* Tâches demandées:
• a. Dites si chacune des affirmations suivantes concorde avec le texte sur Rafah, en répondant par oui ou par non et en citant mot pour mot les termes du texte qui tranchent. (i) Le Congrès a voté une aide à Israël de 26 milliards de dollars. (ii) L’autoroute 749 fortifiée par Israël coupe l’enclave du nord au sud. (iii) Saleh al-Arouri a été éliminé à Damas.
• b. Recopiez à l’identique le passage du texte sur Rafah allant de « En frappant l’annexe » à « historique au Moyen-Orient. ».

Après s’être aligné sur les exigences étatsuniennes et avoir riposté de manière limitée aux attaques iraniennes du 13 avril, Netanyahou a pu monnayer sa modération et obtenir l’accord des Etats-Unis pour la prise de Rafah. Alors que le Congrès vient de voter une nouvelle enveloppe d’aide à Israël de 26 milliards de dollars et que les bombardements de Rafah ont repris, faisant une trentaine de morts en deux jours et deux nuits d’horreur, Netanyahou revient à sa guerre coloniale et se prépare à prendre Rafah. Bien que l’invasion de la ville où se sont réfugiés plus d’un million et demi de Palestiniens, exilés par l’invasion du nord et les bombardements massifs, aurait des effets apocalyptiques, Israël et l’Egypte s’accommodent des conséquences à venir de la poursuite des opérations. Al-Sissi semble avoir accepté les demandes d’Israêl et se tient prêt à accueillir les réfugiés palestiniens que l’attaque rejettera au-delà de la frontière dans une nouvelle prison à ciel ouvert, construite à la hâte dans le désert du Sinaï, tandis qu’Israël a fortifié l’autoroute 749 qui coupe l’enclave d’est en ouest en dessous de Gaza City, empêchant les Gazaouis de revenir au nord.

L’attaque de l’Iran aura ainsi permis à Netanyahou de disposer d’une monnaie d’échange suffisante pour accomplir ses buts de guerre, troquant une riposte modérée qui préviendrait le risque d’une guerre régionale contre le feu vert étatsunien pour l’invasion de Rafah.

Un accord sordide : Rafah ou l’Iran

En frappant l’annexe du consultat iranien à Damas, Israël se donnait un double objectif. Premièrement, il s’agissait, pour l’Etat colonial, de poursuivre sa campagne vengeresse contre des hauts dignitaires de l’axe de la résistance. Après l’élimination, au début de l’année, de Razi Moussavi, à Damas, et de Saleh al-Arouri à Beyrouth, l’assassinat de Mohamed Reza, général des forces al-Qods des Gardiens de la Révolution et plus haut-gradé iranien assassiné depuis l’assassinat de Soleimani, en 2020, par les Etats-Unis, participe de cette « tactique de l’embrasement ». En second lieu, il s’agissait pour Netanyahou de réactiver partiellement l’ennemi iranien afin de contraindre les Etats-Unis, de plus en plus critique à son égard, à mettre de côté leurs critiques et à faire bloc derrière Israël pour combattre son ennemi historique au Moyen-Orient.

Menacés par la désertion d’une partie de leur électorat, les démocrates ont en effet multiplié les déclarations critiques à l’égard d’Israël afin d’en enrayer l’érosion. Alors que les minorités racisées et la jeunesse constituent une importante masse de manœuvre pour les démocrates qui exploitent la crainte que suscite le probable retour de Donald Trump au pouvoir, le soutien inconditionnel des Etats-Unis à l’effort de guerre de Tsahal les a en partie détournées du vote démocrate, ouvrant une fissure dans le système bipartisan, à la gauche de l’aile la plus progressiste du parti. Tandis que l’état-major démocrate appelait le gouvernement israélien à organiser de nouvelles élections, le président Biden a également lancé des opérations de largage humanitaire dans la bande de Gaza et annoncé la construction d’un port provisoire au large de Gaza City pour contourner le refus des Israéliens de laisser entrer de l’aide humanitaire à Gaza.

* Informations fournies:
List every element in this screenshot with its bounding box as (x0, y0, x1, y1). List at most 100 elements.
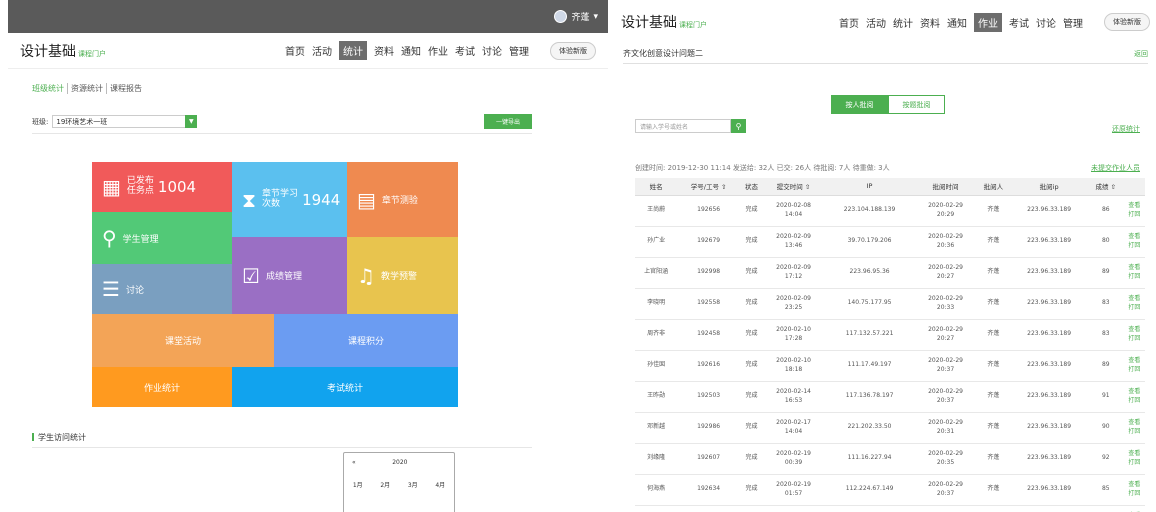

* Réponses:
• a.
(i) Oui : « le Congrès vient de voter une nouvelle enveloppe d’aide à Israël de 26 milliards de dollars ».
(ii) Non : « l’autoroute 749 qui coupe l’enclave d’est en ouest ».
(iii) Non : « et de Saleh al-Arouri à Beyrouth ».

• b.
En frappant l’annexe du consultat iranien à Damas, Israël se donnait un double objectif. Premièrement, il s’agissait, pour l’Etat colonial, de poursuivre sa campagne vengeresse contre des hauts dignitaires de l’axe de la résistance. Après l’élimination, au début de l’année, de Razi Moussavi, à Damas, et de Saleh al-Arouri à Beyrouth, l’assassinat de Mohamed Reza, général des forces al-Qods des Gardiens de la Révolution et plus haut-gradé iranien assassiné depuis l’assassinat de Soleimani, en 2020, par les Etats-Unis, participe de cette « tactique de l’embrasement ». En second lieu, il s’agissait pour Netanyahou de réactiver partiellement l’ennemi iranien afin de contraindre les Etats-Unis, de plus en plus critique à son égard, à mettre de côté leurs critiques et à faire bloc derrière Israël pour combattre son ennemi historique au Moyen-Orient.